# Tabelle 6.5 Seite 63  BGIA Report 2/2008



## stevenn (10 März 2015)

Hallo Zusammen,

ich will sicher Stillstand erkennen. Dies soll  mit induktiven Näherungssensoren geschehen. Jetzt hab ich das Problem,  das ich wirklich nur einen einzigen Sensor für meine Anwendung gefunden  habe.
Diesen hier:  http://asset.balluff.com/std.lang.all/pdf/datasheet/r-/de/Datasheet_BES012K_140065_GER-de.pdf     wichtig dabei sind Schaltabstand mind. 4mm und der Durchmesser von max  4mm. Da ich keinen anderen finde würde ich gerne zwei von diesen  verwenden um PLr d zu erreichen.
Nun komm ich zu der Tabelle. Sehe  ich das richtig, dass ich, wie unter Nr. 2, zwei unterschiedliche  Hersteller/Technologien(Diversität) brauche um auf PL d zu kommen? Wenn  ich zweimal denselben Sensor nehme, dann habe ich ja keine Diversität  wie bei Nr.3 und benötige, " Eine Herstellerbestätigung über die  Einhaltung aller Anforderungen nach DIN EN ISO 13849-1 [...]" Was heißt  laut Norm unterschiedliche Technologie? Reicht es wenn ich einmal PNP  und Schließer nehme und beim anderen Sensor NPN und Öffner?

Dateneinträge |
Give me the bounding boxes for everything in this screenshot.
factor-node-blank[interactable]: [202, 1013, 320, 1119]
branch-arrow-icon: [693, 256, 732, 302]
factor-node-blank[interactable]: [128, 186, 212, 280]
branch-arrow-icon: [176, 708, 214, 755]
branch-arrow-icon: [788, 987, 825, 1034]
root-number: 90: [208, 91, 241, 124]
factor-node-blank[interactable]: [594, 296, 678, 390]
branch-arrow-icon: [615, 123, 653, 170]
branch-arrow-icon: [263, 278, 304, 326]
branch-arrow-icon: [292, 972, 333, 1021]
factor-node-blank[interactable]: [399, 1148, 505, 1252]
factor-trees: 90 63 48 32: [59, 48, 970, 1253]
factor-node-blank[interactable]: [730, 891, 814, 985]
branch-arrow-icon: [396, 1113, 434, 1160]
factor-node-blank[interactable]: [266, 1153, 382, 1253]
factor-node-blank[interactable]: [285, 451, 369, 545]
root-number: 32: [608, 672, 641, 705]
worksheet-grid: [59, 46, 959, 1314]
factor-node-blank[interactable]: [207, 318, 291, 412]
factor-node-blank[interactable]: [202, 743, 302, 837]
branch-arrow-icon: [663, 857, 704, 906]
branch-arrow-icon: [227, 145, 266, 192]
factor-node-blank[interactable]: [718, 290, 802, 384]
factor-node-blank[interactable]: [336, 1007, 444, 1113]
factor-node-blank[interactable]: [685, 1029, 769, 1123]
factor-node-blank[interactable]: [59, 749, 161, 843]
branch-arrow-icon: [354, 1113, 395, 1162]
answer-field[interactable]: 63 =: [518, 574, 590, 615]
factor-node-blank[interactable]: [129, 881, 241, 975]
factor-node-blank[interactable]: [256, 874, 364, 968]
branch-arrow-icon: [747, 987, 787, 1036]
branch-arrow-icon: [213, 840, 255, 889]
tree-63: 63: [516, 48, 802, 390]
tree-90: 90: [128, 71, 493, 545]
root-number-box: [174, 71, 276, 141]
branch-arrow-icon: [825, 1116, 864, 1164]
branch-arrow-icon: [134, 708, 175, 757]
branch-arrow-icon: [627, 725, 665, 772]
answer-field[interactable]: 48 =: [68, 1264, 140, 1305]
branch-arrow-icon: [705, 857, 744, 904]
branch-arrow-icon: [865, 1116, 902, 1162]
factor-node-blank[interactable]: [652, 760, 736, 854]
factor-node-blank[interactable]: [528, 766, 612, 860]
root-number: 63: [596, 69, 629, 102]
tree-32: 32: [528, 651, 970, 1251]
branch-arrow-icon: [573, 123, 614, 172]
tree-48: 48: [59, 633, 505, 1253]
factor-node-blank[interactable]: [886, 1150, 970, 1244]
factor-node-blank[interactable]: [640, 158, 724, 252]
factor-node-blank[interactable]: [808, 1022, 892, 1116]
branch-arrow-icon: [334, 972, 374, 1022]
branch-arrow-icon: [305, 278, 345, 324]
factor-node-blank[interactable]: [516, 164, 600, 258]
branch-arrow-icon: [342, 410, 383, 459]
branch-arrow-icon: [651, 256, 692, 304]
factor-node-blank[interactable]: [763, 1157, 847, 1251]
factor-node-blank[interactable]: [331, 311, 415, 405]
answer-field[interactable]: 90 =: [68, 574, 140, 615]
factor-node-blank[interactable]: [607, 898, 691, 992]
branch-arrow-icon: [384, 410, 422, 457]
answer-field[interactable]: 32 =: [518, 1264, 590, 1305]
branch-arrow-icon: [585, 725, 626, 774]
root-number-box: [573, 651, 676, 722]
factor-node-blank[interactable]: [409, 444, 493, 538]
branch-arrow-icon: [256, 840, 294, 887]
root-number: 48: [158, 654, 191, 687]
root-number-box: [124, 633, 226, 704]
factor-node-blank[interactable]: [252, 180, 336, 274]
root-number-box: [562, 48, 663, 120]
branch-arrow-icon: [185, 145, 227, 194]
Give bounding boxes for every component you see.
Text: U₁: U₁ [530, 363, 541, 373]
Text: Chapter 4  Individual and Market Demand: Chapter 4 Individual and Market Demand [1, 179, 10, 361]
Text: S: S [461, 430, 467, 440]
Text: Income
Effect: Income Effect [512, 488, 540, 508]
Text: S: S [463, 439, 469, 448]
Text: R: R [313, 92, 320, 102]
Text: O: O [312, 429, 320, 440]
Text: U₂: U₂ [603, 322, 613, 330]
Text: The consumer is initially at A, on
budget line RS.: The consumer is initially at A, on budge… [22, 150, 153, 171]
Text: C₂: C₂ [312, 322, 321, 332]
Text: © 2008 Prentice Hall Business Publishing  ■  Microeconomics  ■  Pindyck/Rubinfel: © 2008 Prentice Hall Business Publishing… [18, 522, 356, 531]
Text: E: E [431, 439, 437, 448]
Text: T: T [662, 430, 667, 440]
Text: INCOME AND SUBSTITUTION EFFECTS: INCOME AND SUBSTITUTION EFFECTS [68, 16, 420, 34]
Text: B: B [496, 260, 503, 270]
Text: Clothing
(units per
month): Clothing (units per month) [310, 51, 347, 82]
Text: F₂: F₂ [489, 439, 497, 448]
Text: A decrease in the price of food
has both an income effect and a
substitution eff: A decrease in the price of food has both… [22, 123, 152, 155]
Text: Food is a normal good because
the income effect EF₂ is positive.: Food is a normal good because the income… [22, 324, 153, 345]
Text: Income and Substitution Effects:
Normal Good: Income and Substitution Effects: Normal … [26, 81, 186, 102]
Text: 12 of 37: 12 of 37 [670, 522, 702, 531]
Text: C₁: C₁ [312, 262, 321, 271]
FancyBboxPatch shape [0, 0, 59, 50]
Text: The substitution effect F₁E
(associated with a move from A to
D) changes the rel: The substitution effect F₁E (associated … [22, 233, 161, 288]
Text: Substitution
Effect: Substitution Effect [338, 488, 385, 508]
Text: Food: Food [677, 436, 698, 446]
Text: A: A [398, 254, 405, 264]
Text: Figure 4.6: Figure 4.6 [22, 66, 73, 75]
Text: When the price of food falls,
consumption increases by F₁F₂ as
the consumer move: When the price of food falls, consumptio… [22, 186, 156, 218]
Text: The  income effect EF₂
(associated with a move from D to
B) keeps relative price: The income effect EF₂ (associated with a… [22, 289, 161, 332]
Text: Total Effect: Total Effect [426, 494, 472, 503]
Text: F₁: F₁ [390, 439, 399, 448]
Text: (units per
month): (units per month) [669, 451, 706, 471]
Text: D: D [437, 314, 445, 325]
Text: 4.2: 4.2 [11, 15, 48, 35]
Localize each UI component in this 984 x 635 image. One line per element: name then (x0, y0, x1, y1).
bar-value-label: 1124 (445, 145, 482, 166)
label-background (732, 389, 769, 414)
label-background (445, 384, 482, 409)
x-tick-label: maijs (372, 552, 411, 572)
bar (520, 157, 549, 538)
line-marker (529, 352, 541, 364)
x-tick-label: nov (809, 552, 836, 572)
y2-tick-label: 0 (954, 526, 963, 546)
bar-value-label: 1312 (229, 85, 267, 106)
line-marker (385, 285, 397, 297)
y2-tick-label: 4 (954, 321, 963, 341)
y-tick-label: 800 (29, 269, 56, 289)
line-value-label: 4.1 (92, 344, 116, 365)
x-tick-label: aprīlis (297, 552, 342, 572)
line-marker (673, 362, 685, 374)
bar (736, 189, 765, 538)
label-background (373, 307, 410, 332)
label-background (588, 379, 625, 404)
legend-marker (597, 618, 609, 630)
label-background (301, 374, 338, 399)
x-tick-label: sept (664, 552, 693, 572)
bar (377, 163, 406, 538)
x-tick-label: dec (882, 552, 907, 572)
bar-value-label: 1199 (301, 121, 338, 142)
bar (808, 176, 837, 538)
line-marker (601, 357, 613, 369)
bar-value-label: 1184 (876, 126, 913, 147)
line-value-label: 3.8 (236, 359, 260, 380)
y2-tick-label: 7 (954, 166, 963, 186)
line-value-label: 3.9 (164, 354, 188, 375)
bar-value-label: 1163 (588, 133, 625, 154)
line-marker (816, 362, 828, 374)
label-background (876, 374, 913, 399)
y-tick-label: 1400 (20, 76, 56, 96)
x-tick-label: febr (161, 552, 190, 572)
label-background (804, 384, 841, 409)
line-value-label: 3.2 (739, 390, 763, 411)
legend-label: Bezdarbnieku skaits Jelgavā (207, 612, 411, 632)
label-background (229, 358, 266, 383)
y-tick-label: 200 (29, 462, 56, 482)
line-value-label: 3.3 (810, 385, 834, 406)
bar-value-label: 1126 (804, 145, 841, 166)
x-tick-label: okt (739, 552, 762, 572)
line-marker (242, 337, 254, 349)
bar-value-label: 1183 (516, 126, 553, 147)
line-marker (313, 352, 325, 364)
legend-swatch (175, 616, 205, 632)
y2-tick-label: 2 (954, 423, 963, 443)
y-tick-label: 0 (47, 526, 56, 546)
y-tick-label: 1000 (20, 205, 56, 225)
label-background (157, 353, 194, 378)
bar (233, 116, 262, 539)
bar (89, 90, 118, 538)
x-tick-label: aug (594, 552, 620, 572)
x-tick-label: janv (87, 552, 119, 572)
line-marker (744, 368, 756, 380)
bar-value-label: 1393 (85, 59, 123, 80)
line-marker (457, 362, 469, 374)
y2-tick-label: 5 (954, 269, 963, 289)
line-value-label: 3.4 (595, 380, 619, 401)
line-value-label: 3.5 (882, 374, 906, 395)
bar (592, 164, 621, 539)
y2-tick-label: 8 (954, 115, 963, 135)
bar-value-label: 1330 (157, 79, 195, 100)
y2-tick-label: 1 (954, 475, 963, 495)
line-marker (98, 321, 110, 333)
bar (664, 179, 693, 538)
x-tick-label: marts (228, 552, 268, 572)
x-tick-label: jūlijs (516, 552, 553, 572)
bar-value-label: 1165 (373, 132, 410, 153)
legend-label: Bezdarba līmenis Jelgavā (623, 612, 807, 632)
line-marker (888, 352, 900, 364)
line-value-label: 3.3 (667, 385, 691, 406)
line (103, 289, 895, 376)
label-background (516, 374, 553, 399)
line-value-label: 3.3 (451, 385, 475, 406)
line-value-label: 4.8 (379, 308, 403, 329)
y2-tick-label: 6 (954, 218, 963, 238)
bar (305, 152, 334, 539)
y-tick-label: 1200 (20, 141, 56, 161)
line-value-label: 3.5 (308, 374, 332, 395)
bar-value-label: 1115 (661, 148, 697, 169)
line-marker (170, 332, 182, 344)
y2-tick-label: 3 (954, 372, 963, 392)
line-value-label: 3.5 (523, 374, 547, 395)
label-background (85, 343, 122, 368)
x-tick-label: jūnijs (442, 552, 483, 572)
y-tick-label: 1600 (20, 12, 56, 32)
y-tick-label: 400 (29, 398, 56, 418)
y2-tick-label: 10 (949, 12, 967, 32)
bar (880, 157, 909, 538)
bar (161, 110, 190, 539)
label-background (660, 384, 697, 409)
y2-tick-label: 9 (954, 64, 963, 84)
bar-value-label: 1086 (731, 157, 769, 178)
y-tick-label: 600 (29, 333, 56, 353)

Aufgabe | Gib aus dem Forenbeitrag zur Stillstandserkennung den Abschnitt wörtlich wieder, beginnend mit „Nun komm ich“ und weiter bis einschließlich „NPN und Öffner?“. Für die Bearbeitung werden die Datensätze nicht benötigt.

Lösung |
Nun komm ich zu der Tabelle. Sehe  ich das richtig, dass ich, wie unter Nr. 2, zwei unterschiedliche  Hersteller/Technologien(Diversität) brauche um auf PL d zu kommen? Wenn  ich zweimal denselben Sensor nehme, dann habe ich ja keine Diversität  wie bei Nr.3 und benötige, " Eine Herstellerbestätigung über die  Einhaltung aller Anforderungen nach DIN EN ISO 13849-1 [...]" Was heißt  laut Norm unterschiedliche Technologie? Reicht es wenn ich einmal PNP  und Schließer nehme und beim anderen Sensor NPN und Öffner?